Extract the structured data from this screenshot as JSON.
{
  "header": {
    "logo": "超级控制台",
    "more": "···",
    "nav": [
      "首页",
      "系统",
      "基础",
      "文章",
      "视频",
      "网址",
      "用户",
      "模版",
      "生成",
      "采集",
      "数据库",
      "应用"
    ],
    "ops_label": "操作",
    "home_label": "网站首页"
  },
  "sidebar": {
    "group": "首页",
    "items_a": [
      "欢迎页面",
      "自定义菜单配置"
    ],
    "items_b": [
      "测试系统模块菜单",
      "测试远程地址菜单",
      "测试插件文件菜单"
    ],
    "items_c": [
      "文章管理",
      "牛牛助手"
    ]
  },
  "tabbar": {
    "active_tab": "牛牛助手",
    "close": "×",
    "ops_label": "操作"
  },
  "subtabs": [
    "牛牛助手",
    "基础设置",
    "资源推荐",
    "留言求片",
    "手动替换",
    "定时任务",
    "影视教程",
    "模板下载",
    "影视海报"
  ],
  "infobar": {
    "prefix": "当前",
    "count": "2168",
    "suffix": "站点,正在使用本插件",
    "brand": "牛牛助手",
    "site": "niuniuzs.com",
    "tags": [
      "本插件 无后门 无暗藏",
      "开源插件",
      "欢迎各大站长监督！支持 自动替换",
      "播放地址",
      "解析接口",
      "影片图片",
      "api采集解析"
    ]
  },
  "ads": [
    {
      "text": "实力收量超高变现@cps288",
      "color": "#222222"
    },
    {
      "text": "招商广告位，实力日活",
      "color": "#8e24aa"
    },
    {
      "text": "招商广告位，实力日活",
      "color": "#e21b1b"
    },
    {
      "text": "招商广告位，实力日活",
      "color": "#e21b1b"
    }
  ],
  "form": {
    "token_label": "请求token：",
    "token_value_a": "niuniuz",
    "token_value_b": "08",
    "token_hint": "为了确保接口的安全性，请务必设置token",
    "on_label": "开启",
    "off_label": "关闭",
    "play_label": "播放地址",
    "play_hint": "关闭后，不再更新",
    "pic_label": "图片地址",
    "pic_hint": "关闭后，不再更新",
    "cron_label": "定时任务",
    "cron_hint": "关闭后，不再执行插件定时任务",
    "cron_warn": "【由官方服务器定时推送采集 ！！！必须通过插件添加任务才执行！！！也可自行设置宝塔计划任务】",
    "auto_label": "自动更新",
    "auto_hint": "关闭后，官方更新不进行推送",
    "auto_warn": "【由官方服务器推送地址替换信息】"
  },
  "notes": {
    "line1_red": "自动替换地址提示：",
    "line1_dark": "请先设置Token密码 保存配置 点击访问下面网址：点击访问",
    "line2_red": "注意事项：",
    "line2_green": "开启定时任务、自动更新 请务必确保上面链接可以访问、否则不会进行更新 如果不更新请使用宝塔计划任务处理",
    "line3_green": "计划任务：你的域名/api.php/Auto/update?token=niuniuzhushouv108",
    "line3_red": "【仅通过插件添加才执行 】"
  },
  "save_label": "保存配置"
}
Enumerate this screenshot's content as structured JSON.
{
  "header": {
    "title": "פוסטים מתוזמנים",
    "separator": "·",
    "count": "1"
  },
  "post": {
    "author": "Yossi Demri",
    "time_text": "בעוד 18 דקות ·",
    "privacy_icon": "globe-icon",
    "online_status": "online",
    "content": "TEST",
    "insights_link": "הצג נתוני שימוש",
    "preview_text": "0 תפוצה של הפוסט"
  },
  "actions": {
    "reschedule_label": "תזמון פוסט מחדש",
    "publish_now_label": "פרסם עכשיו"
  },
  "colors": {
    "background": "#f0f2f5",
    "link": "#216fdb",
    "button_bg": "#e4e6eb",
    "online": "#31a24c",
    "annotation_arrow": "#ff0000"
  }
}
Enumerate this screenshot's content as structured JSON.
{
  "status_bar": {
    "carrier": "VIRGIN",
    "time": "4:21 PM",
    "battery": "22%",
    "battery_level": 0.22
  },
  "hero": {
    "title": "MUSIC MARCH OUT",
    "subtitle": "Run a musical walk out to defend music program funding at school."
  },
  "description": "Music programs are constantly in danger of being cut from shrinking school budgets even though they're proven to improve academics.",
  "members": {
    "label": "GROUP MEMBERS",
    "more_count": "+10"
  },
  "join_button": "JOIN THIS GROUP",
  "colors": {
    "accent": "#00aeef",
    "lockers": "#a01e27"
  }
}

************

# WHAT TO PRODUCE
Copy each line containing the word "online" from the data.

# WORKED SOLUTION
    "online_status": "online",
    "online": "#31a24c",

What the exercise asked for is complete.